* Problem to work on: Return each line of the records holding the string "this".
** begin Data provided **
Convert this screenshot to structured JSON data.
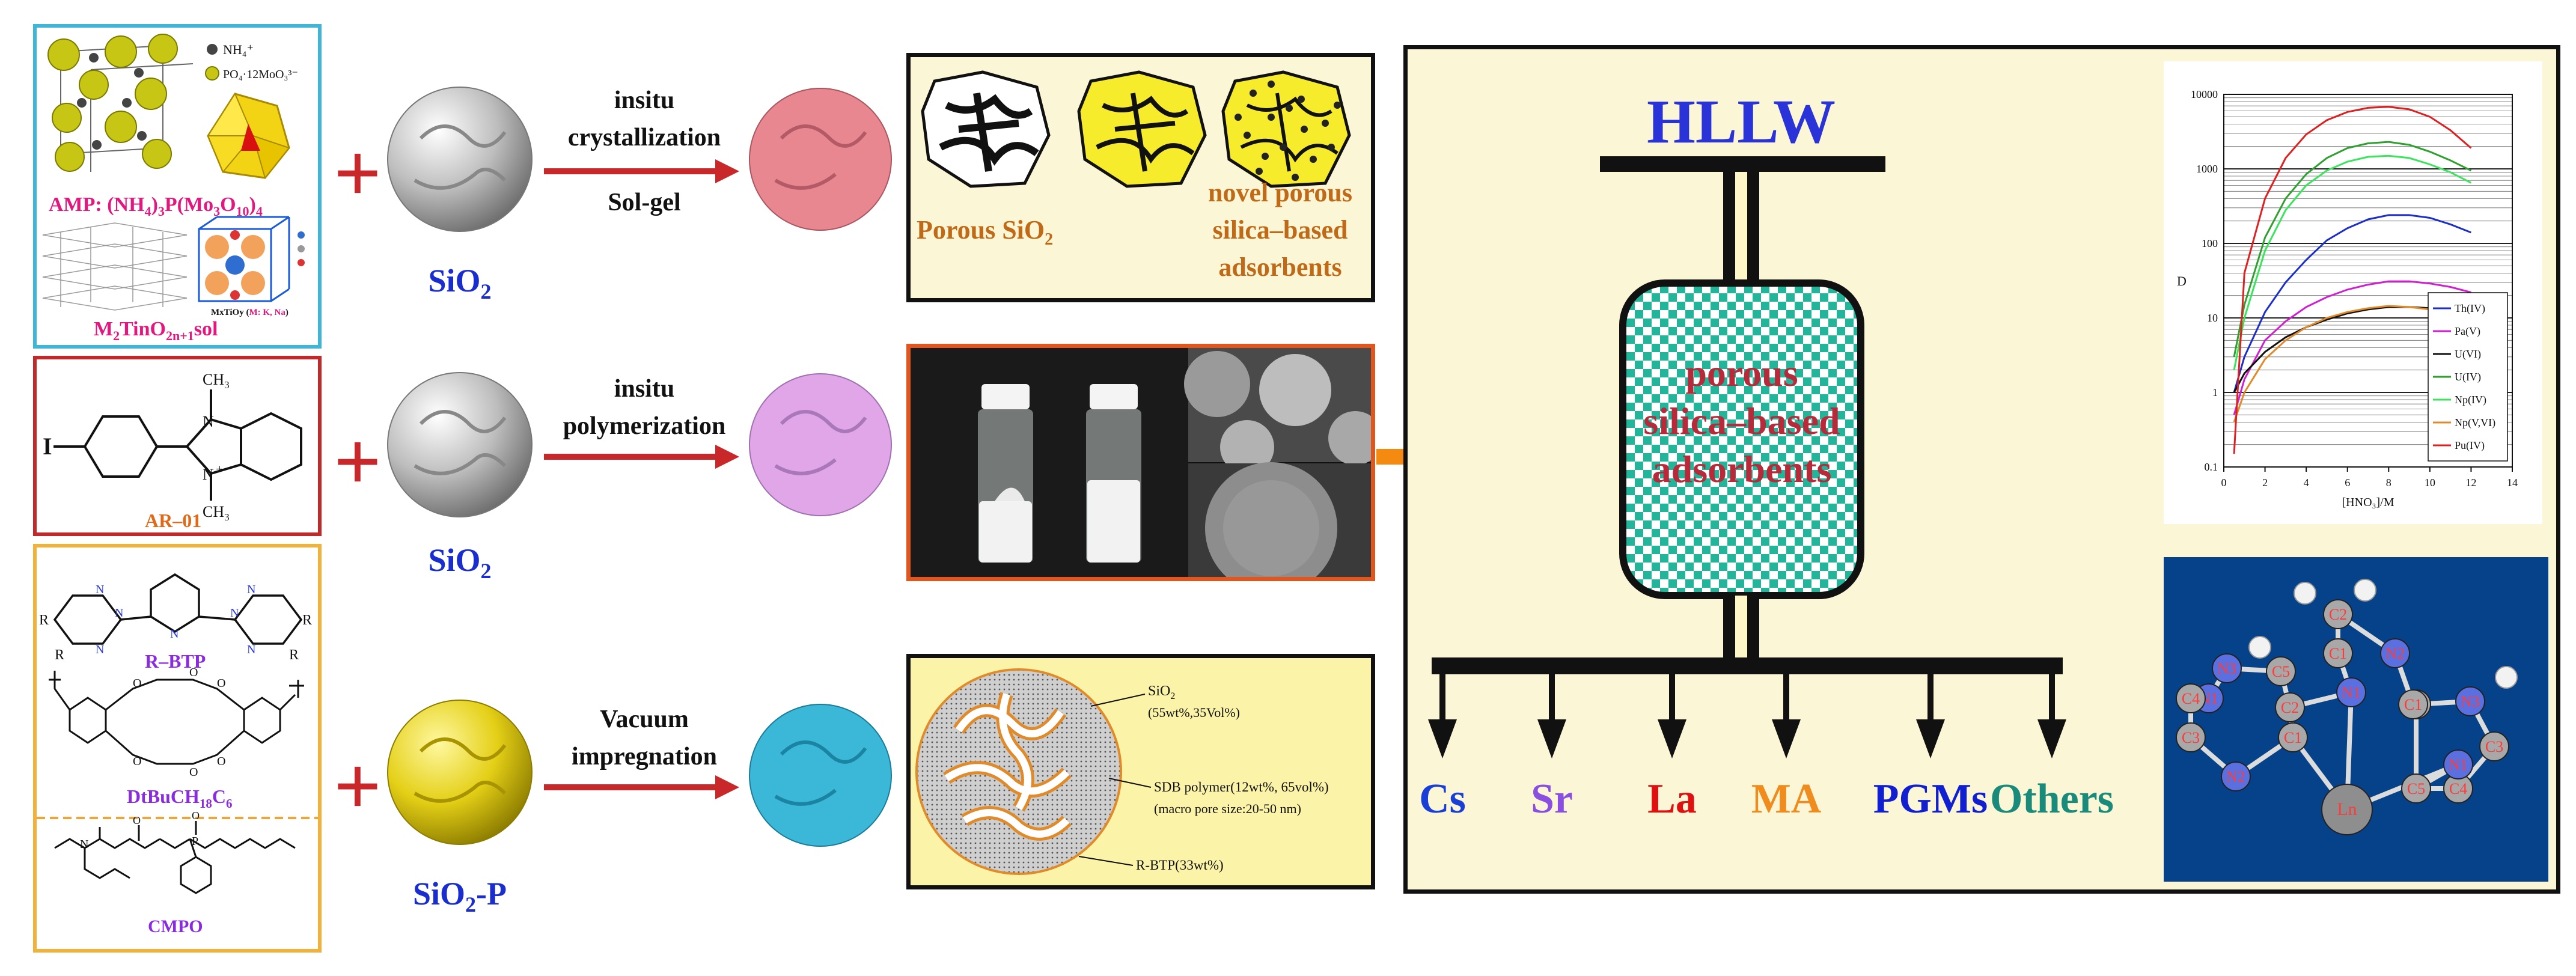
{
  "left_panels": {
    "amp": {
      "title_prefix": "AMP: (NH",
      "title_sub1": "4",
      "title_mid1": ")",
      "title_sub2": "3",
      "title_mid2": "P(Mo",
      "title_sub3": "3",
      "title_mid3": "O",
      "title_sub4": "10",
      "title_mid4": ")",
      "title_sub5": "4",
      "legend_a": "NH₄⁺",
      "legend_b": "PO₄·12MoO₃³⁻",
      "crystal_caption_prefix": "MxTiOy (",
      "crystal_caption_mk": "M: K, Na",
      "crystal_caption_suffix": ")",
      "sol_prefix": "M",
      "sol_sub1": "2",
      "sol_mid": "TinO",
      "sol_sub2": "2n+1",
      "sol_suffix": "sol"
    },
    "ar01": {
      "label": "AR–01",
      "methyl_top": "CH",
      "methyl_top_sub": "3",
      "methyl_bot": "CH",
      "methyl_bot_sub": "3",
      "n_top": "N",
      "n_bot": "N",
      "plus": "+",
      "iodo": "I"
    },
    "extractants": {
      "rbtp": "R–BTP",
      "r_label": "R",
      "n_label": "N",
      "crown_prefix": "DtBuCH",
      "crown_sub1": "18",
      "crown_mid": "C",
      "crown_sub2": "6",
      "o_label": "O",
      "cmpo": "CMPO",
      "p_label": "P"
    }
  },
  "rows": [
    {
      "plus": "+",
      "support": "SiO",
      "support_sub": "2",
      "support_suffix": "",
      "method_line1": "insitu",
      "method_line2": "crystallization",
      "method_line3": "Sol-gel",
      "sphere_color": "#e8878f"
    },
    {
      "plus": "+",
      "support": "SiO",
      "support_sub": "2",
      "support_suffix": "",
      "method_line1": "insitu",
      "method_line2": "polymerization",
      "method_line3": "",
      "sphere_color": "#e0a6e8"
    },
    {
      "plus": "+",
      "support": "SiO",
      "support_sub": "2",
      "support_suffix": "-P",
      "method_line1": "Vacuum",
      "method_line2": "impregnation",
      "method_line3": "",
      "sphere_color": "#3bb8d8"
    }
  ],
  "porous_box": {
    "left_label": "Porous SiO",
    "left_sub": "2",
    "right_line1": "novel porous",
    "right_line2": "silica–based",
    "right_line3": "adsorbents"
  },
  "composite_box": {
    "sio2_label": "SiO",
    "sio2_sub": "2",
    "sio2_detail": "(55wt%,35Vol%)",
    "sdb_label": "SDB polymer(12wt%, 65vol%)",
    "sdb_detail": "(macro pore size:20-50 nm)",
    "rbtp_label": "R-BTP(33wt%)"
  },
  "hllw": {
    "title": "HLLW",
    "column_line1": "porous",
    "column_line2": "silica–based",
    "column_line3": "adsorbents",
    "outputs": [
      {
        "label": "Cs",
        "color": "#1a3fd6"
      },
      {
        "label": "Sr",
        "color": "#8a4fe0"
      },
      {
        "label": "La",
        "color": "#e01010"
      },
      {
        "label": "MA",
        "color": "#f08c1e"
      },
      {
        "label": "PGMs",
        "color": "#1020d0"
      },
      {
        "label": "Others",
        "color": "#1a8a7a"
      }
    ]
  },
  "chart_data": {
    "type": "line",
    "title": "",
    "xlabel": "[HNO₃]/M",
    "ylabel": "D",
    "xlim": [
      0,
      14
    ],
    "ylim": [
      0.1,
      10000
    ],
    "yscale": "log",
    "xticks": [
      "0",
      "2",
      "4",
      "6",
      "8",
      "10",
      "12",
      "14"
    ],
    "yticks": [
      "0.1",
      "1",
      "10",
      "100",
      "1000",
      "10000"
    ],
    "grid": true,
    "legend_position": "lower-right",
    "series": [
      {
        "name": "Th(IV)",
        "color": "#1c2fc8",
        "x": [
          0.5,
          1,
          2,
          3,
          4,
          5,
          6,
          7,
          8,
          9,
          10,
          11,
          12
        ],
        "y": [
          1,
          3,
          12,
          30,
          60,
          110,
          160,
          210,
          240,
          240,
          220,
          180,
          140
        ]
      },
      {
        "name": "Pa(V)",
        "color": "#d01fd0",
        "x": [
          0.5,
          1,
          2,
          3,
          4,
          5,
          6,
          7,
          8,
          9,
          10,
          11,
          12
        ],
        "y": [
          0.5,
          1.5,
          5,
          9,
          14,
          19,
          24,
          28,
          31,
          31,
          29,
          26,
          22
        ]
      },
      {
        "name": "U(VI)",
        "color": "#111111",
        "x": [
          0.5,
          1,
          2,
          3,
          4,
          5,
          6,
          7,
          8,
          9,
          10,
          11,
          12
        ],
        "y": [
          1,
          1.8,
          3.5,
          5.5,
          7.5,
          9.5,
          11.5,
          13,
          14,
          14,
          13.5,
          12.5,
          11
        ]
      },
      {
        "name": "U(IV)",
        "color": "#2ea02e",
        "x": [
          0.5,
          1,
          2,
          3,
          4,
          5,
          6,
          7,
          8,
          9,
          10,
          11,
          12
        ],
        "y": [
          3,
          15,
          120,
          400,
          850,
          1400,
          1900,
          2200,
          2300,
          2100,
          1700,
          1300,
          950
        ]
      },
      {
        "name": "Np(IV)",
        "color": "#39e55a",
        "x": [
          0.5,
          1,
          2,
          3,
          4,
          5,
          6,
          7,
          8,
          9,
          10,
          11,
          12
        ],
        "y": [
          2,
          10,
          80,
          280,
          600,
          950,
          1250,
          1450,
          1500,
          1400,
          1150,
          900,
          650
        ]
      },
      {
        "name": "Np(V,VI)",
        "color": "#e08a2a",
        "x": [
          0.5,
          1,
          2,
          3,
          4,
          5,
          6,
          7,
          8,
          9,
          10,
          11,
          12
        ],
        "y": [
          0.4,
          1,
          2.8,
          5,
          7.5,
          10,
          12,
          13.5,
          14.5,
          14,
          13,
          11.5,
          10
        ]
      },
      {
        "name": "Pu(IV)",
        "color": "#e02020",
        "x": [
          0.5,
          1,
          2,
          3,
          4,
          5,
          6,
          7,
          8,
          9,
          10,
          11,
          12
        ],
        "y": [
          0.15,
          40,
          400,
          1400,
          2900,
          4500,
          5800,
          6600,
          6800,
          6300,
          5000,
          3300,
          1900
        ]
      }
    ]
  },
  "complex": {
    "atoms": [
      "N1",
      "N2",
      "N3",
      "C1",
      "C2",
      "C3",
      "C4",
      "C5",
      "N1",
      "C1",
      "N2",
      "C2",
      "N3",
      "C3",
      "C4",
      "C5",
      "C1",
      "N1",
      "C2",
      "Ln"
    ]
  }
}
** end Data provided **
** begin Data provided **
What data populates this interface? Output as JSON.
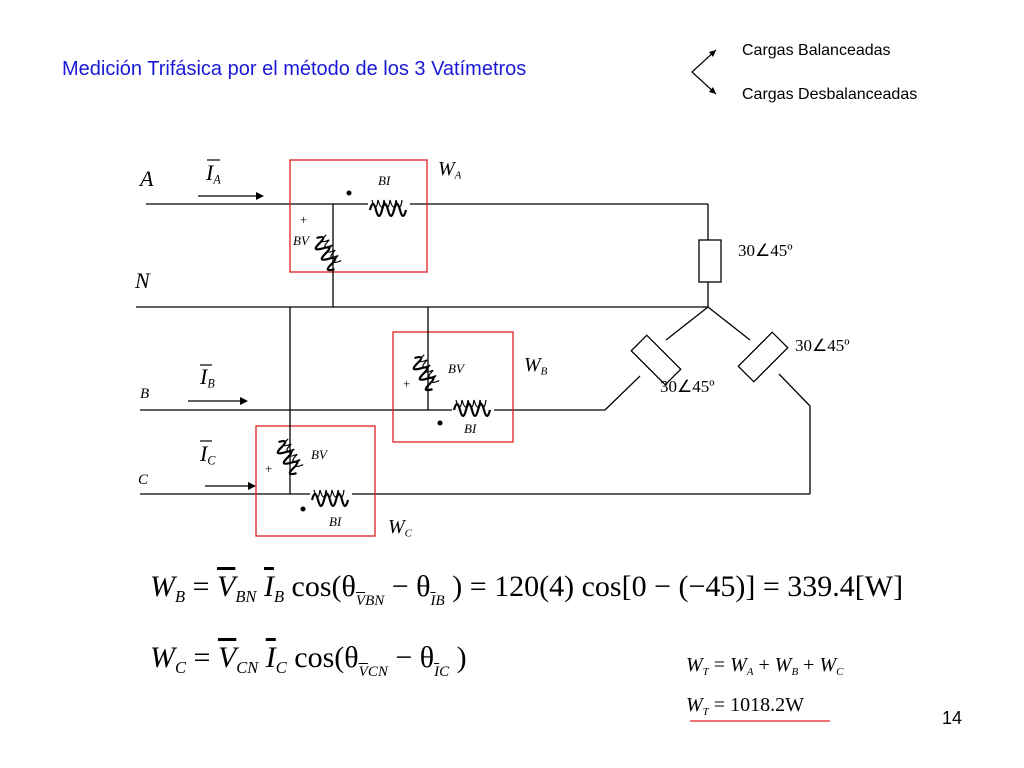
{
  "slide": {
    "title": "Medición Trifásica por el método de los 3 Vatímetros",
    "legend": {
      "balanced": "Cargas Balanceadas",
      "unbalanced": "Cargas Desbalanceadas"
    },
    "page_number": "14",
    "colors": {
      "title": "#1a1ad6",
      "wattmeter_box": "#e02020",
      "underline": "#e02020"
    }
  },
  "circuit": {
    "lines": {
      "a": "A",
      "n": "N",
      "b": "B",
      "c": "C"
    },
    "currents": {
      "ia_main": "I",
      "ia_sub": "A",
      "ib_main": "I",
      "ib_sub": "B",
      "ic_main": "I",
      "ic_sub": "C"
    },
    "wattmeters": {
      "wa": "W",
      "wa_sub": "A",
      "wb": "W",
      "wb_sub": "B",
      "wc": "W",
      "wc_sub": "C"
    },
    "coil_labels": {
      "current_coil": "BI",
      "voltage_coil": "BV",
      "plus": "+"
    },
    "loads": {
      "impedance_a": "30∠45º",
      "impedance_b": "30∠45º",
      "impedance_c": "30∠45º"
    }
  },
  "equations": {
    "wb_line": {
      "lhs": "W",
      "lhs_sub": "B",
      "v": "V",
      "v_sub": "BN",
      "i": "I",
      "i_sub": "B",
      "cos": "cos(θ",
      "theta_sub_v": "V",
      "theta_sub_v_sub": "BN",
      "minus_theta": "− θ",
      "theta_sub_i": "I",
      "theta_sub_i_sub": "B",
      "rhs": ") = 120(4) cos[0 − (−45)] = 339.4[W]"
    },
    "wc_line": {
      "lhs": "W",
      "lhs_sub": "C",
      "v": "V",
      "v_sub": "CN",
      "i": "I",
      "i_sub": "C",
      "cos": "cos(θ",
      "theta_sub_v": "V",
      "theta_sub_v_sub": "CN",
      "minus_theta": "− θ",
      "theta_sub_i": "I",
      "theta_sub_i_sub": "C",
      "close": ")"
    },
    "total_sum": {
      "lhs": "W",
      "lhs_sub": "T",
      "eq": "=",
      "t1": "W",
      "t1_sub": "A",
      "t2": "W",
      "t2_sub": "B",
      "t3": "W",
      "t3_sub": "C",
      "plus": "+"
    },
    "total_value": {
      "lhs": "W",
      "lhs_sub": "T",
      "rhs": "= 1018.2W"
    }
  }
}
** end Data provided **
* Completed task:
Convert this screenshot to structured JSON data.
What data populates this interface? Output as JSON.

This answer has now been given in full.